▸ Task to carry out: Pick out each line with the word "amplifier" from the material that follows.

==== Given information ====

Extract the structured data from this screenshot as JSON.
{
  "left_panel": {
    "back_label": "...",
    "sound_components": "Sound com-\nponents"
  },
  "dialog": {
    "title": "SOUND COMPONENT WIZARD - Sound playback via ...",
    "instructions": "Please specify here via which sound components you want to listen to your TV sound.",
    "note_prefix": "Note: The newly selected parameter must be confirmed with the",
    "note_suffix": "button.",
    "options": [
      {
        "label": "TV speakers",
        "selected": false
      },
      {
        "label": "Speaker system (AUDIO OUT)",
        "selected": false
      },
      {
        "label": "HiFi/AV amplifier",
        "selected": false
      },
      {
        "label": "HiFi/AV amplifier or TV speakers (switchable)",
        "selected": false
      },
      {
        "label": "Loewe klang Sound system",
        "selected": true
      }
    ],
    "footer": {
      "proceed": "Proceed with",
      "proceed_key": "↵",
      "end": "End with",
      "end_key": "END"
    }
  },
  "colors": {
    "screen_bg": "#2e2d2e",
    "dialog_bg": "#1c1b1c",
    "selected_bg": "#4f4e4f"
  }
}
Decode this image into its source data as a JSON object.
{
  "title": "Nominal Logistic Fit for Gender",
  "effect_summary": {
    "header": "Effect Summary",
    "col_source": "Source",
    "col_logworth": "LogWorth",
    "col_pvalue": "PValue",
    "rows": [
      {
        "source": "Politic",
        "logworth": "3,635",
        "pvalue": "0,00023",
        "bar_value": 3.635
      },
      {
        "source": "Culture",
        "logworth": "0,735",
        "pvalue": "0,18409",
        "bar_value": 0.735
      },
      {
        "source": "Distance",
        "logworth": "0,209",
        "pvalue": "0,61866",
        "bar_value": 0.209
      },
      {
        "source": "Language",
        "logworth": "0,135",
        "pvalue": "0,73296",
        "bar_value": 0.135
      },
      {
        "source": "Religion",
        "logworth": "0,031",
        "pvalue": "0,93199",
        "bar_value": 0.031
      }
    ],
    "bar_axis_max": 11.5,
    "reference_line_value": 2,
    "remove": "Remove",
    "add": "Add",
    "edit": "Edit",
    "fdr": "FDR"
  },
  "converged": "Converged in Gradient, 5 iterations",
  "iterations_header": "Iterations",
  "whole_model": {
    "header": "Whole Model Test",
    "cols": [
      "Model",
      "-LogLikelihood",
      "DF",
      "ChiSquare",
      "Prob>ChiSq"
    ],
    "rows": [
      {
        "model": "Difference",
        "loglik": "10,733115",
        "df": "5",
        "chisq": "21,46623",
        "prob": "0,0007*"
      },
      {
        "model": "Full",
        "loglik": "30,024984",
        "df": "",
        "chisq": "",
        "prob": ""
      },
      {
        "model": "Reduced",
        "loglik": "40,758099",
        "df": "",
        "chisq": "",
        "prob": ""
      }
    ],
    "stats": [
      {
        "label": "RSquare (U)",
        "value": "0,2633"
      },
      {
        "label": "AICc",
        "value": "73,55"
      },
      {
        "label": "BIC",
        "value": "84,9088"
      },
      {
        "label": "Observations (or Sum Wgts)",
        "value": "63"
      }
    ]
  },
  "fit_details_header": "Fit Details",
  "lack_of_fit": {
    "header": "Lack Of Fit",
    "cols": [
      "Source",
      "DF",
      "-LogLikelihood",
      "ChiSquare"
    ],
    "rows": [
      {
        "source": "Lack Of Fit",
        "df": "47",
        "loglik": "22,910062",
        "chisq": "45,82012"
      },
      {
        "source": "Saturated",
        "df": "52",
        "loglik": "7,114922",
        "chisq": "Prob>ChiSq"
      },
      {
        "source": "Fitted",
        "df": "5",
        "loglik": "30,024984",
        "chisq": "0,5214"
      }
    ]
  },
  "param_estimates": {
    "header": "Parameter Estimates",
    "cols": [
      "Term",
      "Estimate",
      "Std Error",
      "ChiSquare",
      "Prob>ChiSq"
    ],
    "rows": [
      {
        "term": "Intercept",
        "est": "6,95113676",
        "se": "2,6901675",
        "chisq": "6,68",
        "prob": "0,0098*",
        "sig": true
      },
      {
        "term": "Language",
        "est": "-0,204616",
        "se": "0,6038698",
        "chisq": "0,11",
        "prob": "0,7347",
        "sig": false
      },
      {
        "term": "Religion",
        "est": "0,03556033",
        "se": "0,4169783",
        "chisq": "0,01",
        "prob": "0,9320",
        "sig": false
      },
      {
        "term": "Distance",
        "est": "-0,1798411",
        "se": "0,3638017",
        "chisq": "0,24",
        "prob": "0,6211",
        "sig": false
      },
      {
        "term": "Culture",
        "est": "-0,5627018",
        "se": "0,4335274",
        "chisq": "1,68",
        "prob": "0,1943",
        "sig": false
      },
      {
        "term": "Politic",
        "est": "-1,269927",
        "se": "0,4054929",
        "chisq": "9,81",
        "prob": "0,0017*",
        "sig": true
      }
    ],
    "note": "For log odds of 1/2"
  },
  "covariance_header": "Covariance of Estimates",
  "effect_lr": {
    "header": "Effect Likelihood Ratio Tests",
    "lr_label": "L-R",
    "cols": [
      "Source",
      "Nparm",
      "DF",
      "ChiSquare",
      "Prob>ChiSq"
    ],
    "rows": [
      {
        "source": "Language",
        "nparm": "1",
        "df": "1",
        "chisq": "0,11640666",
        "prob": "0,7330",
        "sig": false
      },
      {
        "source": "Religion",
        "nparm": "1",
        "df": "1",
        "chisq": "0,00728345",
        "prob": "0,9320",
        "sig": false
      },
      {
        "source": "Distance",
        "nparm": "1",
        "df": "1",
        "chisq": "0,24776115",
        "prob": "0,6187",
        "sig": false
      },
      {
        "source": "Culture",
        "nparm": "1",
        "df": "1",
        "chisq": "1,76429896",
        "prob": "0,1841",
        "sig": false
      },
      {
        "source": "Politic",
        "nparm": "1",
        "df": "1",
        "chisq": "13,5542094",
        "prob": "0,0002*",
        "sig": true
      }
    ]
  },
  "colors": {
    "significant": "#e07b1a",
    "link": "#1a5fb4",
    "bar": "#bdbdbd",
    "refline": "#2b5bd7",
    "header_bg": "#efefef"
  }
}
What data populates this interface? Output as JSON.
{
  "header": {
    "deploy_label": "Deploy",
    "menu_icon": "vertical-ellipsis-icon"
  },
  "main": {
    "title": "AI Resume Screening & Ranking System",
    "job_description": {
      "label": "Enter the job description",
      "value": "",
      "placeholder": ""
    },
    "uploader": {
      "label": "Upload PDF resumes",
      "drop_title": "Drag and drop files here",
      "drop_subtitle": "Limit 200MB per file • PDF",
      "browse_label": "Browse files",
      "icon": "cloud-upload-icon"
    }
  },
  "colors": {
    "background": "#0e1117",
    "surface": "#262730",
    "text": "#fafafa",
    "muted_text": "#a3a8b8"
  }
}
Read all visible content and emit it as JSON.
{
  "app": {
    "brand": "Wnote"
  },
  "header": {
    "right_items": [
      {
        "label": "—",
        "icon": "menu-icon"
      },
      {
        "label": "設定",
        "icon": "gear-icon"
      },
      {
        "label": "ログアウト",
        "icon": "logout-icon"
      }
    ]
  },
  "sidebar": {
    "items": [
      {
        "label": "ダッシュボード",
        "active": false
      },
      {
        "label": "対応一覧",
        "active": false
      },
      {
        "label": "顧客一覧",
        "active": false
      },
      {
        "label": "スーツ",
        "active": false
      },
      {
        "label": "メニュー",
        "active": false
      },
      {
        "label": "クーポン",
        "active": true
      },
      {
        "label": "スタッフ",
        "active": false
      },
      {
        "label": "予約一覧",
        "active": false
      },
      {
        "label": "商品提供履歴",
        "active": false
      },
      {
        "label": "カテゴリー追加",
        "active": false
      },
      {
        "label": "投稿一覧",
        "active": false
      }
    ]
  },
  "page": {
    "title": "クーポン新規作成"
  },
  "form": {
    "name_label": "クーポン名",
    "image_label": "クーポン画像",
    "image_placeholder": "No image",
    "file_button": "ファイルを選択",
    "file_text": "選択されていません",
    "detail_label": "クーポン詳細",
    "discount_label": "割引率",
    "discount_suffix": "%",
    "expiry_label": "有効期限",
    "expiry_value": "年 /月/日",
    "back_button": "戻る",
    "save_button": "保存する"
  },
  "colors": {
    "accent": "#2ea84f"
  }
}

====

▸ Complete answer:
        "label": "HiFi/AV amplifier",
        "label": "HiFi/AV amplifier or TV speakers (switchable)",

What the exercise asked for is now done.